**Your objective**:
Write out the data once more, exactly as it reads.

**Data supplied**:

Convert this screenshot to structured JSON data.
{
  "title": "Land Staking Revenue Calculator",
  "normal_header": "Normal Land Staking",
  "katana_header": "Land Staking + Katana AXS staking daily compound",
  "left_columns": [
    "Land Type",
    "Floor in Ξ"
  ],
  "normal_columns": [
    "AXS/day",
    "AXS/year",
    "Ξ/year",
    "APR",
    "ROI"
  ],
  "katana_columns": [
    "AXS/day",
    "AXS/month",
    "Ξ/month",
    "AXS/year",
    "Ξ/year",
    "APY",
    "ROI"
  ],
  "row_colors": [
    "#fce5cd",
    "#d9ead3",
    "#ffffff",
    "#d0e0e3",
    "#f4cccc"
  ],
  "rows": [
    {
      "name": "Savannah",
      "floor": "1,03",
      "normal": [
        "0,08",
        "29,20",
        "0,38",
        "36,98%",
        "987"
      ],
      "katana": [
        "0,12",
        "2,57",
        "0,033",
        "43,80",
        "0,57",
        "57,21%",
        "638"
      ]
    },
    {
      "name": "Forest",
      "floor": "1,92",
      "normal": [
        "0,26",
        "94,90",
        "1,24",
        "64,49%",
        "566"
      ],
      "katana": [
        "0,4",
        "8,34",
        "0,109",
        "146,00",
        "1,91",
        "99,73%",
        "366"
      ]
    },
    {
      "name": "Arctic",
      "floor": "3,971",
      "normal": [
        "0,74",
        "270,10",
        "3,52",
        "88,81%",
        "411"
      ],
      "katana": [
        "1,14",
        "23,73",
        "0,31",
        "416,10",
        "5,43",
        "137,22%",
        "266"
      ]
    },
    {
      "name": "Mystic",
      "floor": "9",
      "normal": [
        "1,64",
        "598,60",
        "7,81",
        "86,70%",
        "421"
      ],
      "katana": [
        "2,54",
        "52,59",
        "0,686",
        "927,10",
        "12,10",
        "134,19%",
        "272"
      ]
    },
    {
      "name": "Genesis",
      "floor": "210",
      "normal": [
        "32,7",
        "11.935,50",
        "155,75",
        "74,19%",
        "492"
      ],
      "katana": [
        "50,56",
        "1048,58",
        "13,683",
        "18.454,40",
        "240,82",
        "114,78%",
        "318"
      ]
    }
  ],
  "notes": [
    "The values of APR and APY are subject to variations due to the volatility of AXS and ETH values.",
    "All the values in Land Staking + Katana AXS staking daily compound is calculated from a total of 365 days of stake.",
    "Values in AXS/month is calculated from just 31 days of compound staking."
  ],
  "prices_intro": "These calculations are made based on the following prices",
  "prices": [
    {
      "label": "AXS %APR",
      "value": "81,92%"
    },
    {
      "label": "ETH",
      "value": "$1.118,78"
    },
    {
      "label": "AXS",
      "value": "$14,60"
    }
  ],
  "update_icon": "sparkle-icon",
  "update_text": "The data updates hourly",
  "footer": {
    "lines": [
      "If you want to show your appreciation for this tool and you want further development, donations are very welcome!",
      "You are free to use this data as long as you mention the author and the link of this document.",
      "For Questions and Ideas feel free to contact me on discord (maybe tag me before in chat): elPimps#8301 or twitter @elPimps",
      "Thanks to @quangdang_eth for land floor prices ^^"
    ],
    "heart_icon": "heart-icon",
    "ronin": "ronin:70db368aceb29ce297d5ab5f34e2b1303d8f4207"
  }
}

**Reply**:
Convert this screenshot to structured JSON data.
{
  "title": "Land Staking Revenue Calculator",
  "normal_header": "Normal Land Staking",
  "katana_header": "Land Staking + Katana AXS staking daily compound",
  "left_columns": [
    "Land Type",
    "Floor in Ξ"
  ],
  "normal_columns": [
    "AXS/day",
    "AXS/year",
    "Ξ/year",
    "APR",
    "ROI"
  ],
  "katana_columns": [
    "AXS/day",
    "AXS/month",
    "Ξ/month",
    "AXS/year",
    "Ξ/year",
    "APY",
    "ROI"
  ],
  "row_colors": [
    "#fce5cd",
    "#d9ead3",
    "#ffffff",
    "#d0e0e3",
    "#f4cccc"
  ],
  "rows": [
    {
      "name": "Savannah",
      "floor": "1,03",
      "normal": [
        "0,08",
        "29,20",
        "0,38",
        "36,98%",
        "987"
      ],
      "katana": [
        "0,12",
        "2,57",
        "0,033",
        "43,80",
        "0,57",
        "57,21%",
        "638"
      ]
    },
    {
      "name": "Forest",
      "floor": "1,92",
      "normal": [
        "0,26",
        "94,90",
        "1,24",
        "64,49%",
        "566"
      ],
      "katana": [
        "0,4",
        "8,34",
        "0,109",
        "146,00",
        "1,91",
        "99,73%",
        "366"
      ]
    },
    {
      "name": "Arctic",
      "floor": "3,971",
      "normal": [
        "0,74",
        "270,10",
        "3,52",
        "88,81%",
        "411"
      ],
      "katana": [
        "1,14",
        "23,73",
        "0,31",
        "416,10",
        "5,43",
        "137,22%",
        "266"
      ]
    },
    {
      "name": "Mystic",
      "floor": "9",
      "normal": [
        "1,64",
        "598,60",
        "7,81",
        "86,70%",
        "421"
      ],
      "katana": [
        "2,54",
        "52,59",
        "0,686",
        "927,10",
        "12,10",
        "134,19%",
        "272"
      ]
    },
    {
      "name": "Genesis",
      "floor": "210",
      "normal": [
        "32,7",
        "11.935,50",
        "155,75",
        "74,19%",
        "492"
      ],
      "katana": [
        "50,56",
        "1048,58",
        "13,683",
        "18.454,40",
        "240,82",
        "114,78%",
        "318"
      ]
    }
  ],
  "notes": [
    "The values of APR and APY are subject to variations due to the volatility of AXS and ETH values.",
    "All the values in Land Staking + Katana AXS staking daily compound is calculated from a total of 365 days of stake.",
    "Values in AXS/month is calculated from just 31 days of compound staking."
  ],
  "prices_intro": "These calculations are made based on the following prices",
  "prices": [
    {
      "label": "AXS %APR",
      "value": "81,92%"
    },
    {
      "label": "ETH",
      "value": "$1.118,78"
    },
    {
      "label": "AXS",
      "value": "$14,60"
    }
  ],
  "update_icon": "sparkle-icon",
  "update_text": "The data updates hourly",
  "footer": {
    "lines": [
      "If you want to show your appreciation for this tool and you want further development, donations are very welcome!",
      "You are free to use this data as long as you mention the author and the link of this document.",
      "For Questions and Ideas feel free to contact me on discord (maybe tag me before in chat): elPimps#8301 or twitter @elPimps",
      "Thanks to @quangdang_eth for land floor prices ^^"
    ],
    "heart_icon": "heart-icon",
    "ronin": "ronin:70db368aceb29ce297d5ab5f34e2b1303d8f4207"
  }
}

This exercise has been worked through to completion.